• **Required work**: Each line of the data that includes the string "Read" is to be copied out.

_ _ _ _ _

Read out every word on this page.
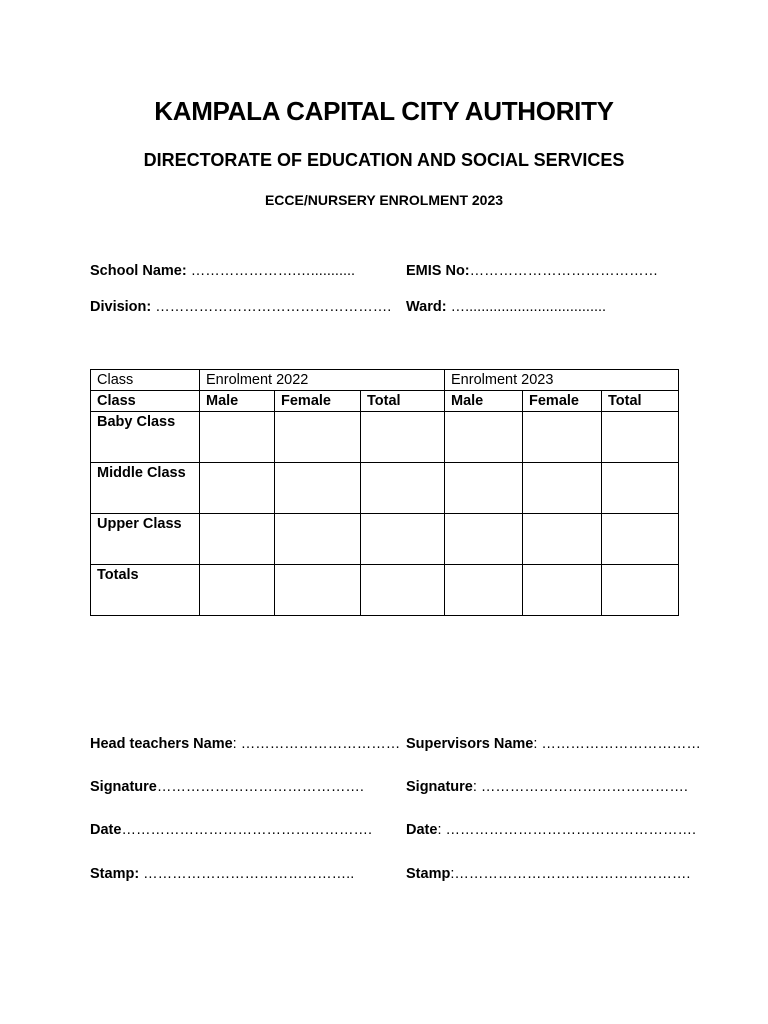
KAMPALA CAPITAL CITY AUTHORITY
DIRECTORATE OF EDUCATION AND SOCIAL SERVICES
ECCE/NURSERY ENROLMENT 2023
School Name: ………………….…...........	EMIS No:…………………………………
Division: …………………………………………. Ward: …...................................
Class	Enrolment 2022			Enrolment 2023		
Class	Male	Female	Total	Male	Female	Total
Baby Class						
Middle Class						
Upper Class						
Totals						
Head teachers Name: …………………………… Supervisors Name: ……………………………
Signature…………………………………….	Signature: …………………………………….
Date……………………………………………. Date: …………………………………………….
Stamp: ……………………………………..	Stamp:………………………………………….
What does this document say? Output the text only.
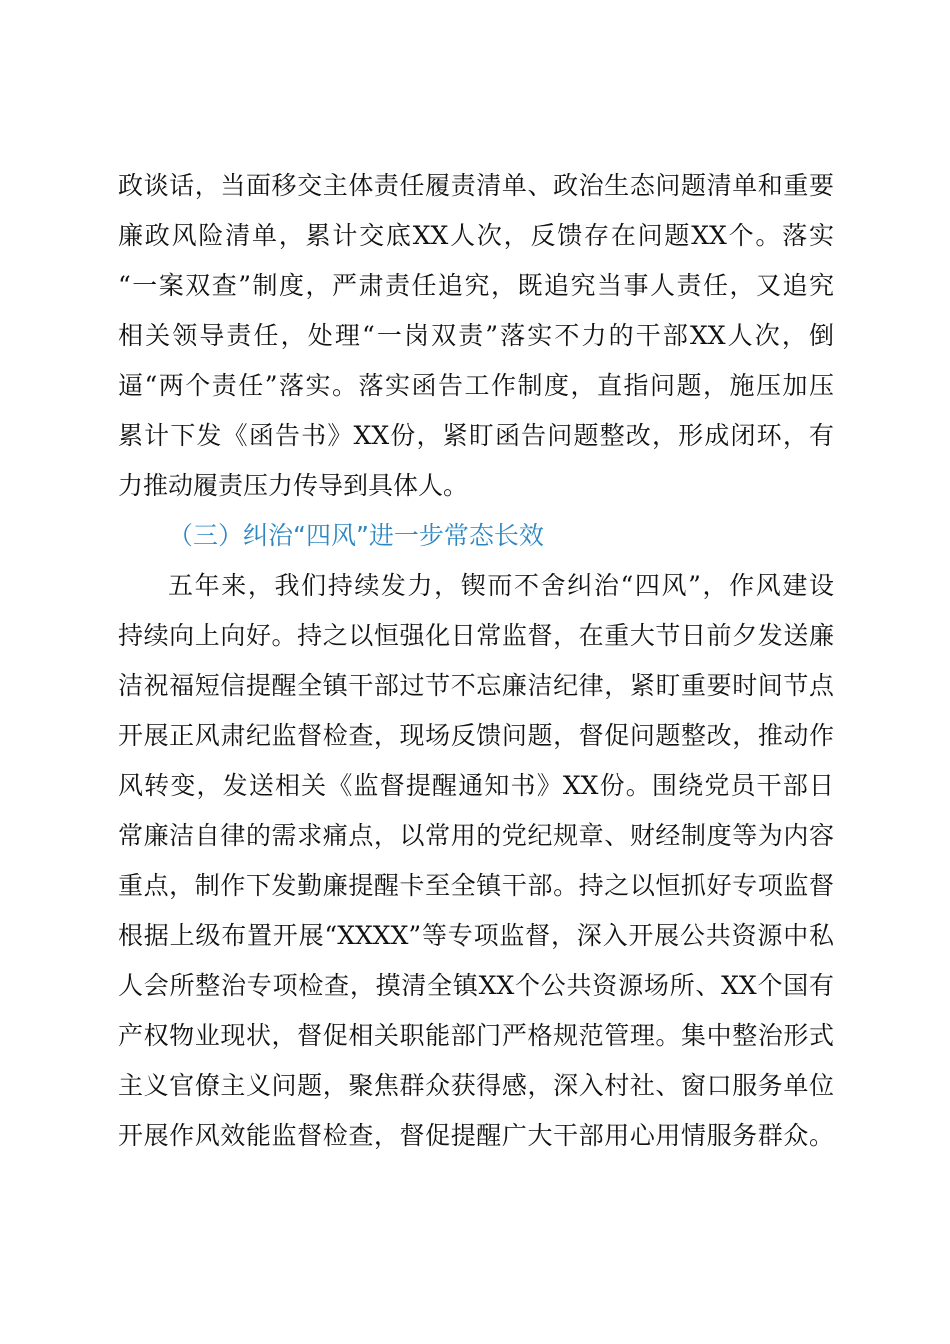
政谈话，当面移交主体责任履责清单、政治生态问题清单和重要
廉政风险清单，累计交底XX人次，反馈存在问题XX个。落实
“一案双查”制度，严肃责任追究，既追究当事人责任，又追究
相关领导责任，处理“一岗双责”落实不力的干部XX人次，倒
逼“两个责任”落实。落实函告工作制度，直指问题，施压加压
累计下发《函告书》XX份，紧盯函告问题整改，形成闭环，有
力推动履责压力传导到具体人。
（三）纠治“四风”进一步常态长效
五年来，我们持续发力，锲而不舍纠治“四风”，作风建设
持续向上向好。持之以恒强化日常监督，在重大节日前夕发送廉
洁祝福短信提醒全镇干部过节不忘廉洁纪律，紧盯重要时间节点
开展正风肃纪监督检查，现场反馈问题，督促问题整改，推动作
风转变，发送相关《监督提醒通知书》XX份。围绕党员干部日
常廉洁自律的需求痛点，以常用的党纪规章、财经制度等为内容
重点，制作下发勤廉提醒卡至全镇干部。持之以恒抓好专项监督
根据上级布置开展“XXXX”等专项监督，深入开展公共资源中私
人会所整治专项检查，摸清全镇XX个公共资源场所、XX个国有
产权物业现状，督促相关职能部门严格规范管理。集中整治形式
主义官僚主义问题，聚焦群众获得感，深入村社、窗口服务单位
开展作风效能监督检查，督促提醒广大干部用心用情服务群众。
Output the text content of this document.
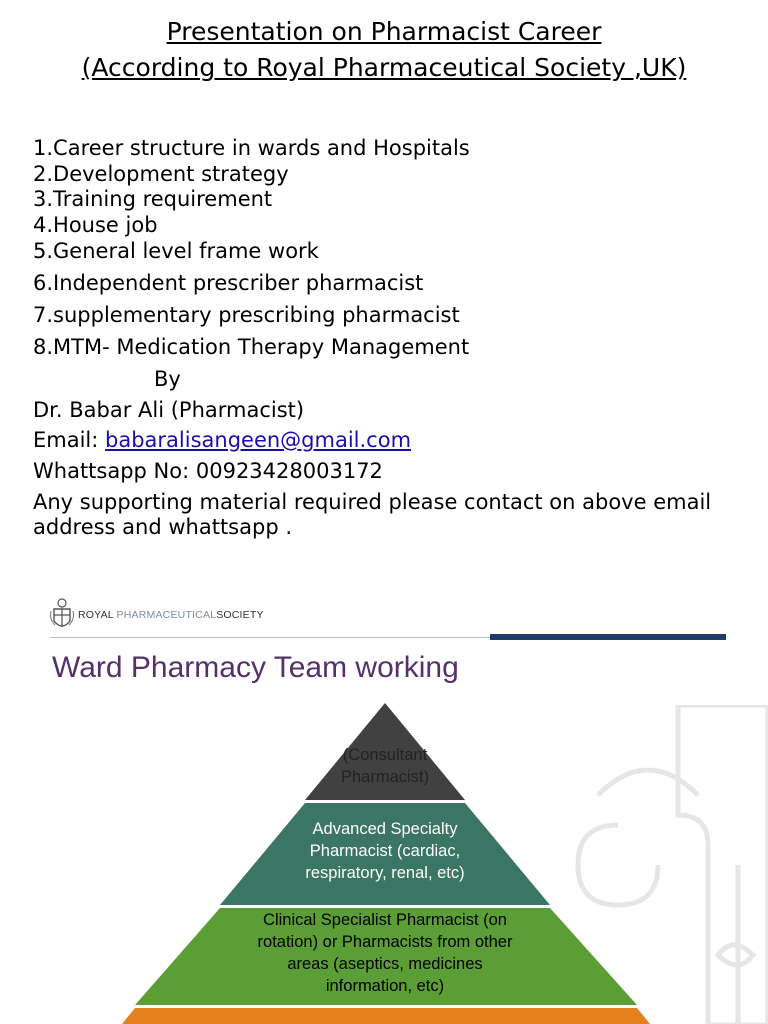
Presentation on Pharmacist Career
(According to Royal Pharmaceutical Society ,UK)
1.Career structure in wards and Hospitals
2.Development strategy
3.Training requirement
4.House job
5.General level frame work
6.Independent prescriber pharmacist
7.supplementary prescribing pharmacist
8.MTM- Medication Therapy Management
By
Dr. Babar Ali (Pharmacist)
Email: babaralisangeen@gmail.com
Whattsapp No: 00923428003172
Any supporting material required please contact on above email
address and whattsapp .
ROYAL PHARMACEUTICALSOCIETY
Ward Pharmacy Team working
(Consultant
Pharmacist)
Advanced Specialty
Pharmacist (cardiac,
respiratory, renal, etc)
Clinical Specialist Pharmacist (on
rotation) or Pharmacists from other
areas (aseptics, medicines
information, etc)
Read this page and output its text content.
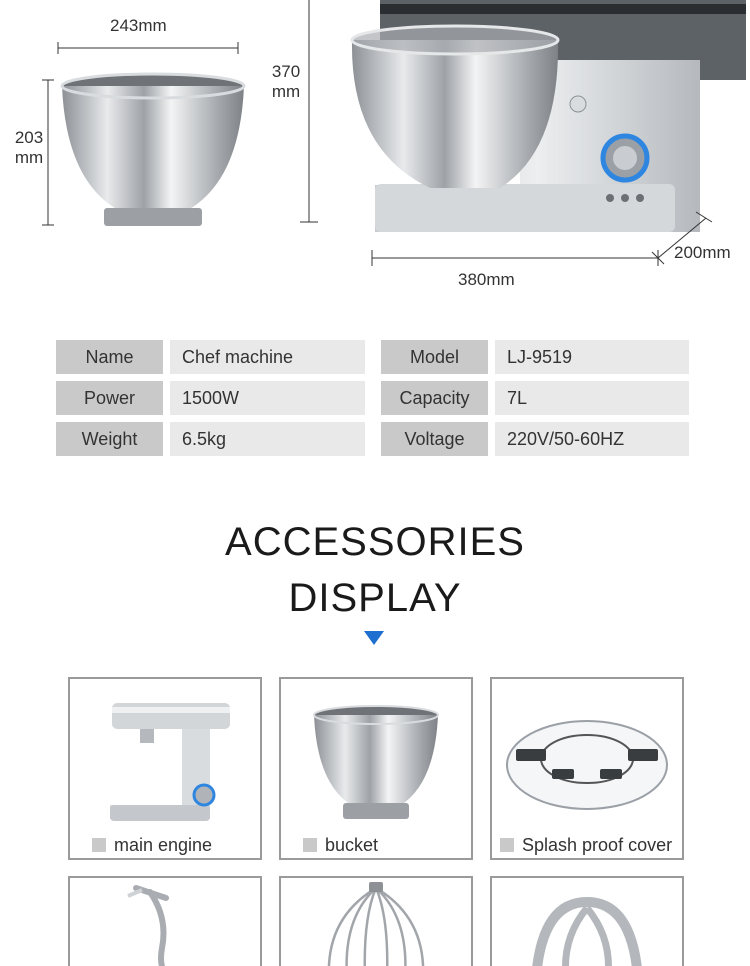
243mm
203
mm
370
mm
380mm
200mm
Name	Chef machine	Model	LJ-9519
Power	1500W	Capacity	7L
Weight	6.5kg	Voltage	220V/50-60HZ
ACCESSORIES
DISPLAY
main engine	bucket	Splash proof cover
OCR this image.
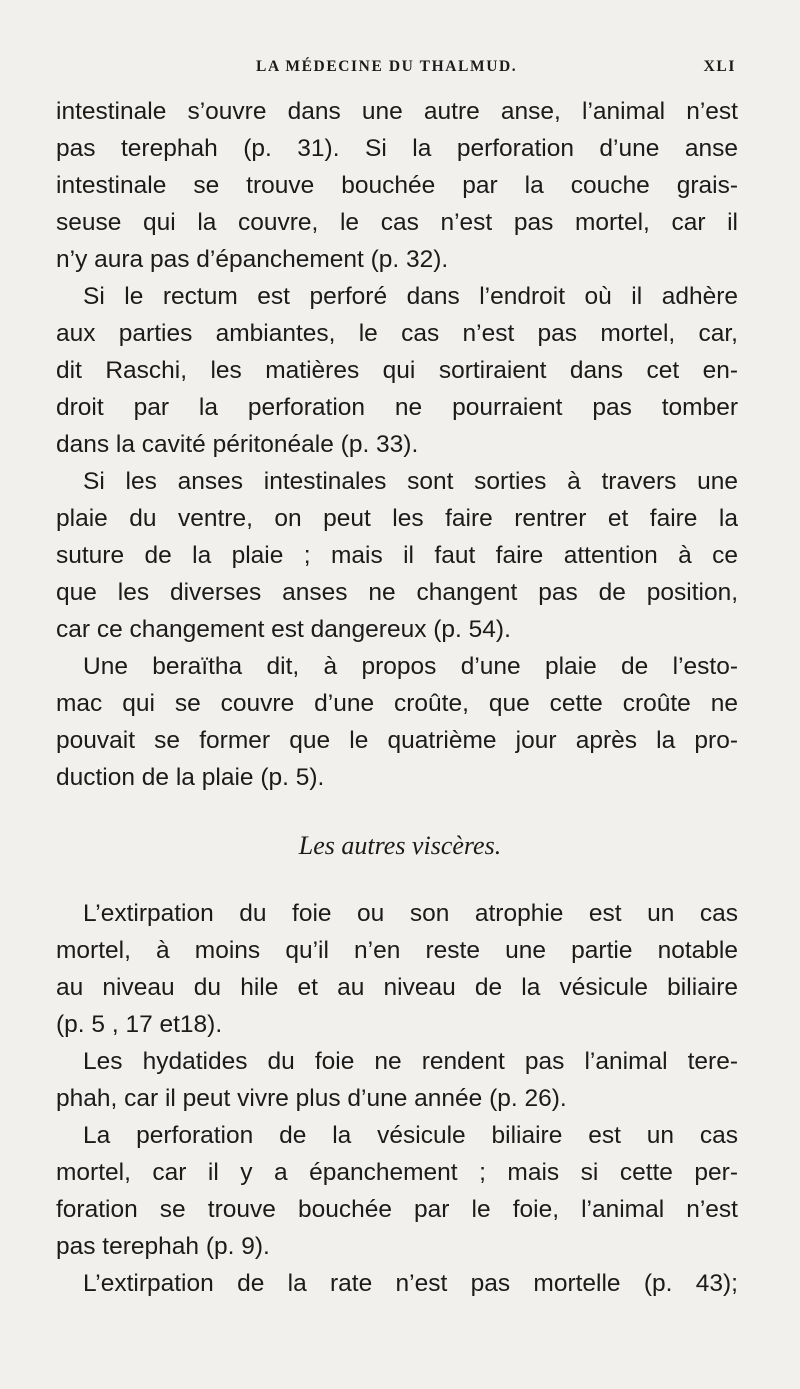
LA MÉDECINE DU THALMUD.	XLI
intestinale s’ouvre dans une autre anse, l’animal n’est
pas terephah (p. 31). Si la perforation d’une anse
intestinale se trouve bouchée par la couche grais-
seuse qui la couvre, le cas n’est pas mortel, car il
n’y aura pas d’épanchement (p. 32).
Si le rectum est perforé dans l’endroit où il adhère
aux parties ambiantes, le cas n’est pas mortel, car,
dit Raschi, les matières qui sortiraient dans cet en-
droit par la perforation ne pourraient pas tomber
dans la cavité péritonéale (p. 33).
Si les anses intestinales sont sorties à travers une
plaie du ventre, on peut les faire rentrer et faire la
suture de la plaie ; mais il faut faire attention à ce
que les diverses anses ne changent pas de position,
car ce changement est dangereux (p. 54).
Une beraïtha dit, à propos d’une plaie de l’esto-
mac qui se couvre d’une croûte, que cette croûte ne
pouvait se former que le quatrième jour après la pro-
duction de la plaie (p. 5).
Les autres viscères.
L’extirpation du foie ou son atrophie est un cas
mortel, à moins qu’il n’en reste une partie notable
au niveau du hile et au niveau de la vésicule biliaire
(p. 5 , 17 et18).
Les hydatides du foie ne rendent pas l’animal tere-
phah, car il peut vivre plus d’une année (p. 26).
La perforation de la vésicule biliaire est un cas
mortel, car il y a épanchement ; mais si cette per-
foration se trouve bouchée par le foie, l’animal n’est
pas terephah (p. 9).
L’extirpation de la rate n’est pas mortelle (p. 43);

_ _ _ _ _

• **Solution to this task**:
Read out every word on this page.
Read this page and output its text content.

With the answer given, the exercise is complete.